◆ Your goal ◆
Your task is to copy each line that has the word "染色和镜检".

==== Dataset records

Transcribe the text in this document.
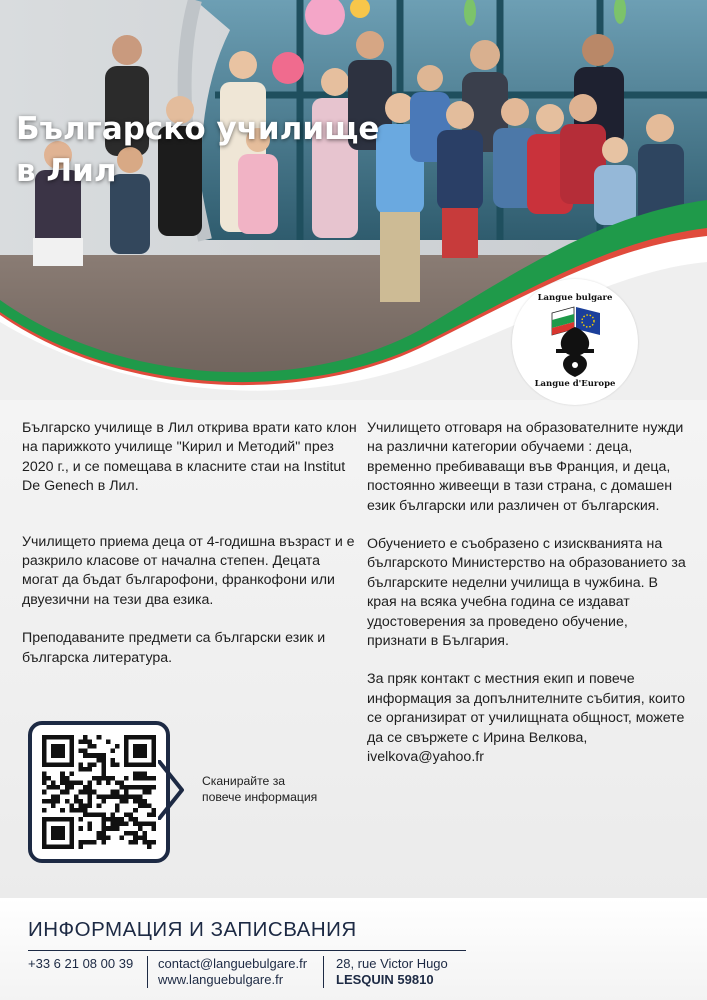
Българско училище
в Лил
Langue bulgare
Langue d'Europe

Българско училище в Лил открива врати като клон на парижкото училище "Кирил и Методий" през 2020 г., и се помещава в класните стаи на Institut De Genech в Лил.

Училището приема деца от 4-годишна възраст и е разкрило класове от начална степен. Децата могат да бъдат българофони, франкофони или двуезични на тези два езика.

Преподаваните предмети са български език и българска литература.

Училището отговаря на образователните нужди на различни категории обучаеми : деца, временно пребиваващи във Франция, и деца, постоянно живеещи в тази страна, с домашен език български или различен от българския.

Обучението е съобразено с изискванията на българското Министерство на образованието за българските неделни училища в чужбина. В края на всяка учебна година се издават удостоверения за проведено обучение, признати в България.

За пряк контакт с местния екип и повече информация за допълнителните събития, които се организират от училищната общност, можете да се свържете с Ирина Велкова, ivelkova@yahoo.fr

Сканирайте за
повече информация
ИНФОРМАЦИЯ И ЗАПИСВАНИЯ
+33 6 21 08 00 39 contact@languebulgare.fr
www.languebulgare.fr
28, rue Victor Hugo
LESQUIN 59810
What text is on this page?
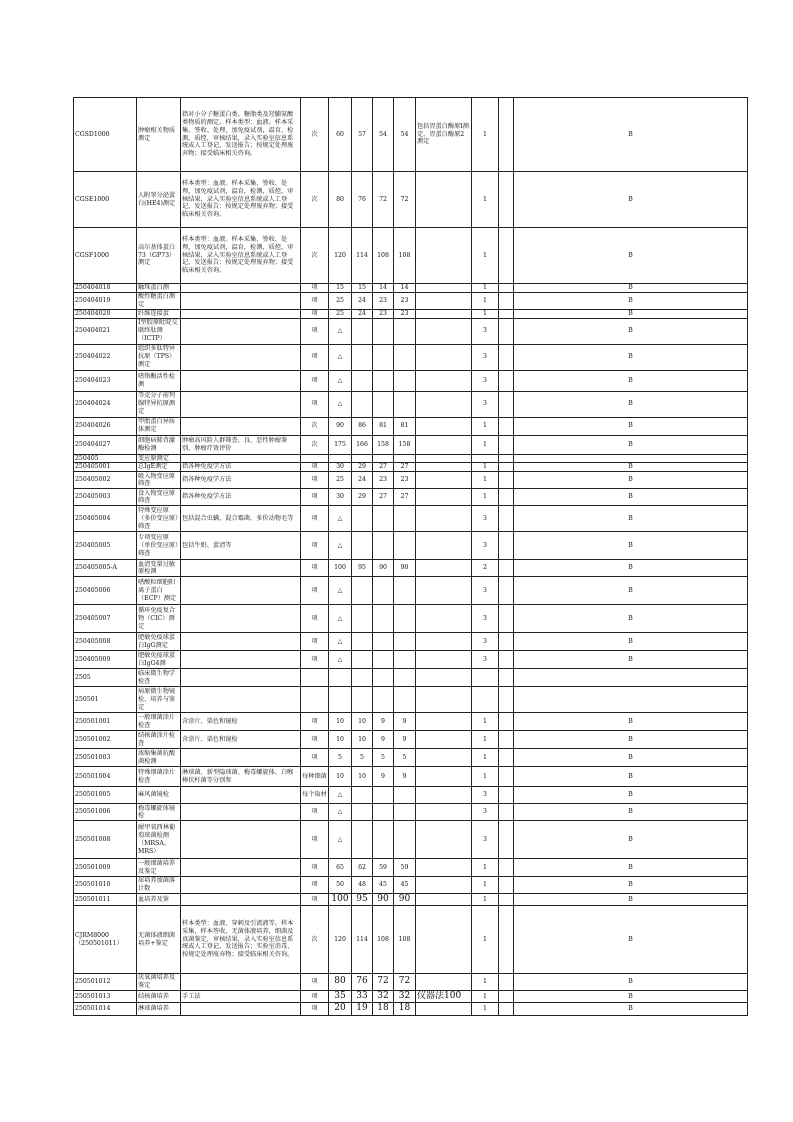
CGSD1000	肿瘤相关物质测定	指对小分子糖蛋白类、糖脂类及羟脯氨酸类物质的测定。样本类型：血液。样本采集、签收、处理，加免疫试剂，温育，检测，质控，审核结果，录入实验室信息系统或人工登记，发送报告；按规定处理废弃物；接受临床相关咨询。	次	60	57	54	54	包括胃蛋白酶原I测定、胃蛋白酶原2测定	1		B
CGSE1000	人附睾分泌蛋白(HE4)测定	样本类型：血液。样本采集、签收、处理，加免疫试剂，温育，检测，质控，审核结果，录入实验室信息系统或人工登记，发送报告；按规定处理废弃物；接受临床相关咨询。	次	80	76	72	72		1		B
CGSF1000	高尔基体蛋白 73（GP73）测定	样本类型：血液。样本采集、签收、处理，加免疫试剂，温育，检测，质控，审核结果，录入实验室信息系统或人工登记，发送报告；按规定处理废弃物；接受临床相关咨询。	次	120	114	108	108		1		B
250404018	触珠蛋白测		项	15	15	14	14		1		B
250404019	酸性糖蛋白测定		项	25	24	23	23		1		B
250404020	纤维连接蛋		项	25	24	23	23		1		B
250404021	I型胶原吡啶交联终肽测（ICTP）		项	△					3		B
250404022	组织多肽特异抗原（TPS）测定		项	△					3		B
250404023	嗜铬酶活性检测		项	△					3		B
250404024	等克分子前列腺特异抗原测定		项	△					3		B
250404026	甲胎蛋白异质体测定		次	90	86	81	81		1		B
250404027	细胞病肺背激酶检测	肿瘤高风险人群筛查、良、恶性肿瘤鉴别、肿瘤疗效评价	次	175	166	158	158		1		B
250405	变应原测定										
250405001	总IgE测定	指各种免疫学方法	项	30	29	27	27		1		B
250405002	吸入物变应原筛查	指各种免疫学方法	项	25	24	23	23		1		B
250405003	食入物变应原筛查	指各种免疫学方法	项	30	29	27	27		1		B
250405004	特殊变应原（多价变应原）筛查	包括混合虫螨、混合霉菌、多价动物毛等	项	△					3		B
250405005	专项变应原（单价变应原）筛查	包括牛奶、蛋清等	项	△					3		B
250405005-A	血清变量过敏原检测		项	100	95	90	90		2		B
250405006	嗜酸粒细胞阳离子蛋白（ECP）测定		项	△					3		B
250405007	循环免疫复合物（CIC）测定		项	△					3		B
250405008	肥敏免疫球蛋白IgG测定		项	△					3		B
250405009	肥敏免疫球蛋白IgG4测		项	△					3		B
2505	临床微生物学检查										
250501	病原微生物镜检、培养与鉴定										
250501001	一般细菌涂片检查	含涂片、染色和镜检	项	10	10	9	9		1		B
250501002	结核菌涂片检查	含涂片、染色和镜检	项	10	10	9	9		1		B
250501003	浓缩集菌抗酸菌检测		项	5	5	5	5		1		B
250501004	特殊细菌涂片检查	淋球菌、新型隐球菌、梅毒螺旋体、白喉棒状杆菌等分别参	每种细菌	10	10	9	9		1		B
250501005	麻风菌镜检		每个取材	△					3		B
250501006	梅毒螺旋体镜检		项	△					3		B
250501008	耐甲氧西林葡萄球菌检测（MRSA、MRS）		项	△					3		B
250501009	一般细菌培养及鉴定		项	65	62	59	59		1		B
250501010	尿培养加菌落计数		项	50	48	45	45		1		B
250501011	血培养及鉴		项	100	95	90	90		1		B
CJRM8000（250501011）	无菌体液细菌培养+鉴定	样本类型：血液、穿刺及引流液等。样本采集，样本签收，无菌体液培养，细菌及真菌鉴定，审核结果，录入实验室信息系统或人工登记，发送报告；实验室消毒，按规定处理废弃物；接受临床相关咨询。	次	120	114	108	108		1		B
250501012	厌氧菌培养及鉴定		项	80	76	72	72		1		B
250501013	结核菌培养	手工法	项	35	33	32	32	仪器法100	1		B
250501014	淋球菌培养		项	20	19	18	18		1		B
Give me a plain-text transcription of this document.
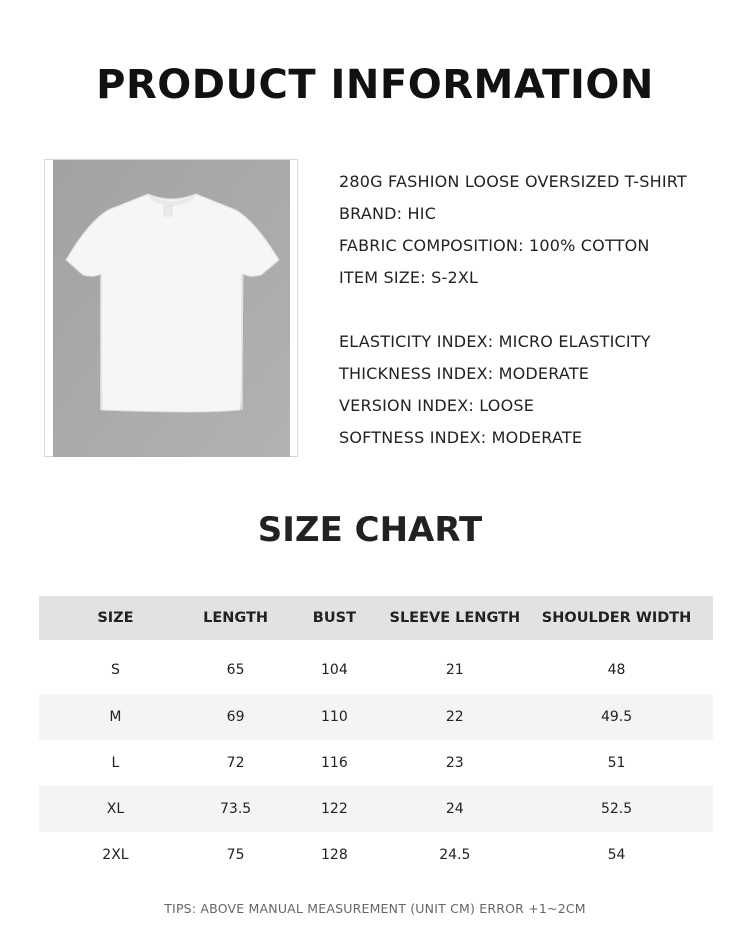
PRODUCT INFORMATION
280G FASHION LOOSE OVERSIZED T-SHIRT
BRAND: HIC
FABRIC COMPOSITION: 100% COTTON
ITEM SIZE: S-2XL
ELASTICITY INDEX: MICRO ELASTICITY
THICKNESS INDEX: MODERATE
VERSION INDEX: LOOSE
SOFTNESS INDEX: MODERATE
SIZE CHART
SIZE	LENGTH	BUST	SLEEVE LENGTH	SHOULDER WIDTH
S	65	104	21	48
M	69	110	22	49.5
L	72	116	23	51
XL	73.5	122	24	52.5
2XL	75	128	24.5	54
TIPS: ABOVE MANUAL MEASUREMENT (UNIT CM) ERROR +1~2CM
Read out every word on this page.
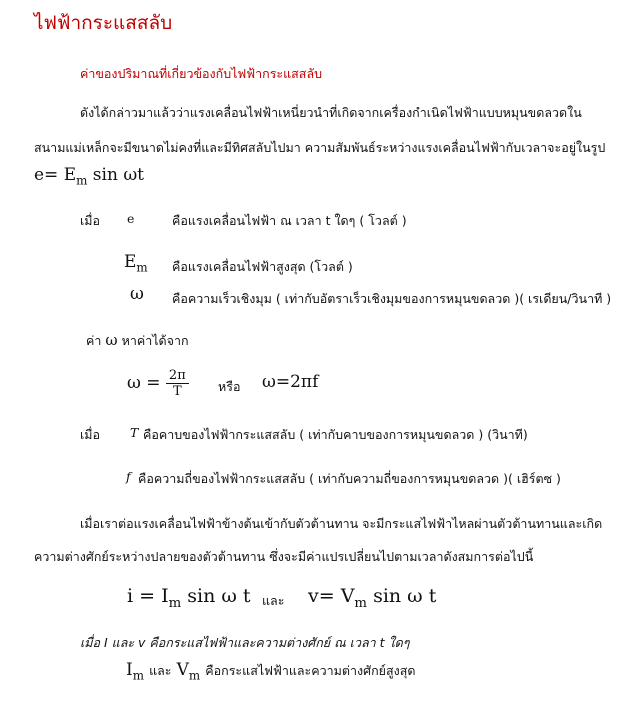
ไฟฟ้ากระแสสลับ
ค่าของปริมาณที่เกี่ยวข้องกับไฟฟ้ากระแสสลับ
ดังได้กล่าวมาแล้วว่าแรงเคลื่อนไฟฟ้าเหนี่ยวนำที่เกิดจากเครื่องกำเนิดไฟฟ้าแบบหมุนขดลวดใน
สนามแม่เหล็กจะมีขนาดไม่คงที่และมีทิศสลับไปมา ความสัมพันธ์ระหว่างแรงเคลื่อนไฟฟ้ากับเวลาจะอยู่ในรูป
$e= E_m$ sin ωt
เมื่อ e	คือแรงเคลื่อนไฟฟ้า ณ เวลา t ใดๆ ( โวลต์ )
$E_m$ คือแรงเคลื่อนไฟฟ้าสูงสุด (โวลต์ )
ω คือความเร็วเชิงมุม ( เท่ากับอัตราเร็วเชิงมุมของการหมุนขดลวด )( เรเดียน/วินาที )
ค่า ω หาค่าได้จาก
$\omega = \frac{2\pi}{T}$ หรือ ω=2πf
เมื่อ T คือคาบของไฟฟ้ากระแสสลับ ( เท่ากับคาบของการหมุนขดลวด ) (วินาที)
f คือความถี่ของไฟฟ้ากระแสสลับ ( เท่ากับความถี่ของการหมุนขดลวด )( เฮิร์ตซ )
เมื่อเราต่อแรงเคลื่อนไฟฟ้าข้างต้นเข้ากับตัวต้านทาน จะมีกระแสไฟฟ้าไหลผ่านตัวต้านทานและเกิด
ความต่างศักย์ระหว่างปลายของตัวต้านทาน ซึ่งจะมีค่าแปรเปลี่ยนไปตามเวลาดังสมการต่อไปนี้
$i = I_m$ sin ω t และ $v= V_m$ sin ω t
เมื่อ I และ v คือกระแสไฟฟ้าและความต่างศักย์ ณ เวลา t ใดๆ
$I_m$ และ $V_m$ คือกระแสไฟฟ้าและความต่างศักย์สูงสุด
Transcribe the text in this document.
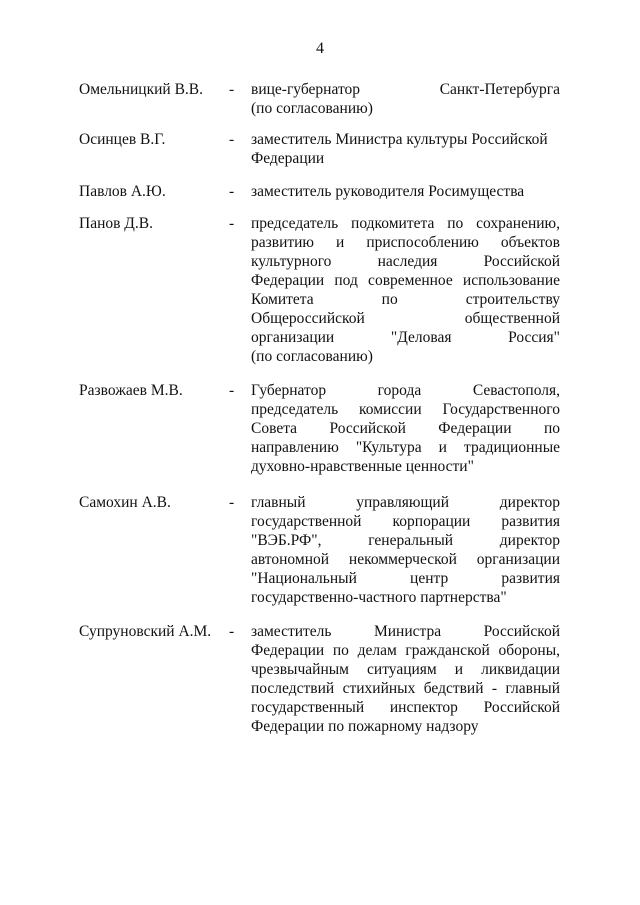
4
Омельницкий В.В. - вице-губернатор Санкт-Петербурга
(по согласованию)
Осинцев В.Г.	- заместитель Министра культуры Российской
Федерации
Павлов А.Ю.	- заместитель руководителя Росимущества
Панов Д.В.	- председатель подкомитета по сохранению,
развитию и приспособлению объектов
культурного наследия Российской
Федерации под современное использование
Комитета по строительству
Общероссийской общественной
организации "Деловая Россия"
(по согласованию)
Развожаев М.В.	- Губернатор города Севастополя,
председатель комиссии Государственного
Совета Российской Федерации по
направлению "Культура и традиционные
духовно-нравственные ценности"
Самохин А.В.	- главный управляющий директор
государственной корпорации развития
"ВЭБ.РФ", генеральный директор
автономной некоммерческой организации
"Национальный центр развития
государственно-частного партнерства"
Супруновский А.М. - заместитель Министра Российской
Федерации по делам гражданской обороны,
чрезвычайным ситуациям и ликвидации
последствий стихийных бедствий - главный
государственный инспектор Российской
Федерации по пожарному надзору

========

◆ Task response ◆
250501001	一般细菌涂片检查	含涂片、染色和镜检	项	10	10	9	9		1		B
250501002	结核菌涂片检查	含涂片、染色和镜检	项	10	10	9	9		1		B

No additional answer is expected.